Task objective: Can you write out all of the material below, word for word?
-------- Dataset excerpts
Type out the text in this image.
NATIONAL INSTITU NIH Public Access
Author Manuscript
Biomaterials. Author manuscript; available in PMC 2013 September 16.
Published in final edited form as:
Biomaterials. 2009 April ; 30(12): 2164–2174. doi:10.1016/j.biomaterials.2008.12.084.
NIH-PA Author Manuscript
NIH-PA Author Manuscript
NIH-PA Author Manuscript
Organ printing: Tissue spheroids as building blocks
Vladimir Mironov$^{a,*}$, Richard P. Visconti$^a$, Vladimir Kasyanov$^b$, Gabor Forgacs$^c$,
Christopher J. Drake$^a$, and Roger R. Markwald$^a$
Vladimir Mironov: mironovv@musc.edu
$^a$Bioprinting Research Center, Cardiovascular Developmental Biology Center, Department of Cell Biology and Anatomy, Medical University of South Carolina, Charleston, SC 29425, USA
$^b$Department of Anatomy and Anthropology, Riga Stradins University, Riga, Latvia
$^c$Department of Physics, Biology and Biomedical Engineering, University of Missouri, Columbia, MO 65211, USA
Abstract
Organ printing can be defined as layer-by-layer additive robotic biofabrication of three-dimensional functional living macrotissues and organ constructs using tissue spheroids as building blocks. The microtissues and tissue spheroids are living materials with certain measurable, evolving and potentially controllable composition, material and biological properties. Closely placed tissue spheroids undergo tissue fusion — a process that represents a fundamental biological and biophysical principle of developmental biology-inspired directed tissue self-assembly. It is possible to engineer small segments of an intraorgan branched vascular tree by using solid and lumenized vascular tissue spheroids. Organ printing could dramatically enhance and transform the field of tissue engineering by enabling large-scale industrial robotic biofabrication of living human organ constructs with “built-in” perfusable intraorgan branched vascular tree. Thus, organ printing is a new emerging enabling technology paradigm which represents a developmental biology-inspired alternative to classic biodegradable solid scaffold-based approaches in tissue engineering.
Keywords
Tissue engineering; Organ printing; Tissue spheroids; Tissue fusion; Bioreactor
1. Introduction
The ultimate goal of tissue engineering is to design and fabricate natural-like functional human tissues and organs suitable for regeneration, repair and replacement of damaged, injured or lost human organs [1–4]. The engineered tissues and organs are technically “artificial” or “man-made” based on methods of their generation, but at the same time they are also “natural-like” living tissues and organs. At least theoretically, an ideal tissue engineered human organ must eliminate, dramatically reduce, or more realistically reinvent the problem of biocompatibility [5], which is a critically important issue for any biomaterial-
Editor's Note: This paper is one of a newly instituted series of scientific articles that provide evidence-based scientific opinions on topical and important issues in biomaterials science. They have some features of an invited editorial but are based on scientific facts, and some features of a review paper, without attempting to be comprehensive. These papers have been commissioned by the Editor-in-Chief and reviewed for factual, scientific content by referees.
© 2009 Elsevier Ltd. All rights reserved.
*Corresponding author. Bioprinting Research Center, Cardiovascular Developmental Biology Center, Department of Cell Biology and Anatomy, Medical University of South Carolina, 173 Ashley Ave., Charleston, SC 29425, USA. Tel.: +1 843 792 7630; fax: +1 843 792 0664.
----------------
Answer for the task:
Type out the text in this image.
NATIONAL INSTITU NIH Public Access
Author Manuscript
Biomaterials. Author manuscript; available in PMC 2013 September 16.
Published in final edited form as:
Biomaterials. 2009 April ; 30(12): 2164–2174. doi:10.1016/j.biomaterials.2008.12.084.
NIH-PA Author Manuscript
NIH-PA Author Manuscript
NIH-PA Author Manuscript
Organ printing: Tissue spheroids as building blocks
Vladimir Mironov$^{a,*}$, Richard P. Visconti$^a$, Vladimir Kasyanov$^b$, Gabor Forgacs$^c$,
Christopher J. Drake$^a$, and Roger R. Markwald$^a$
Vladimir Mironov: mironovv@musc.edu
$^a$Bioprinting Research Center, Cardiovascular Developmental Biology Center, Department of Cell Biology and Anatomy, Medical University of South Carolina, Charleston, SC 29425, USA
$^b$Department of Anatomy and Anthropology, Riga Stradins University, Riga, Latvia
$^c$Department of Physics, Biology and Biomedical Engineering, University of Missouri, Columbia, MO 65211, USA
Abstract
Organ printing can be defined as layer-by-layer additive robotic biofabrication of three-dimensional functional living macrotissues and organ constructs using tissue spheroids as building blocks. The microtissues and tissue spheroids are living materials with certain measurable, evolving and potentially controllable composition, material and biological properties. Closely placed tissue spheroids undergo tissue fusion — a process that represents a fundamental biological and biophysical principle of developmental biology-inspired directed tissue self-assembly. It is possible to engineer small segments of an intraorgan branched vascular tree by using solid and lumenized vascular tissue spheroids. Organ printing could dramatically enhance and transform the field of tissue engineering by enabling large-scale industrial robotic biofabrication of living human organ constructs with “built-in” perfusable intraorgan branched vascular tree. Thus, organ printing is a new emerging enabling technology paradigm which represents a developmental biology-inspired alternative to classic biodegradable solid scaffold-based approaches in tissue engineering.
Keywords
Tissue engineering; Organ printing; Tissue spheroids; Tissue fusion; Bioreactor
1. Introduction
The ultimate goal of tissue engineering is to design and fabricate natural-like functional human tissues and organs suitable for regeneration, repair and replacement of damaged, injured or lost human organs [1–4]. The engineered tissues and organs are technically “artificial” or “man-made” based on methods of their generation, but at the same time they are also “natural-like” living tissues and organs. At least theoretically, an ideal tissue engineered human organ must eliminate, dramatically reduce, or more realistically reinvent the problem of biocompatibility [5], which is a critically important issue for any biomaterial-
Editor's Note: This paper is one of a newly instituted series of scientific articles that provide evidence-based scientific opinions on topical and important issues in biomaterials science. They have some features of an invited editorial but are based on scientific facts, and some features of a review paper, without attempting to be comprehensive. These papers have been commissioned by the Editor-in-Chief and reviewed for factual, scientific content by referees.
© 2009 Elsevier Ltd. All rights reserved.
*Corresponding author. Bioprinting Research Center, Cardiovascular Developmental Biology Center, Department of Cell Biology and Anatomy, Medical University of South Carolina, 173 Ashley Ave., Charleston, SC 29425, USA. Tel.: +1 843 792 7630; fax: +1 843 792 0664.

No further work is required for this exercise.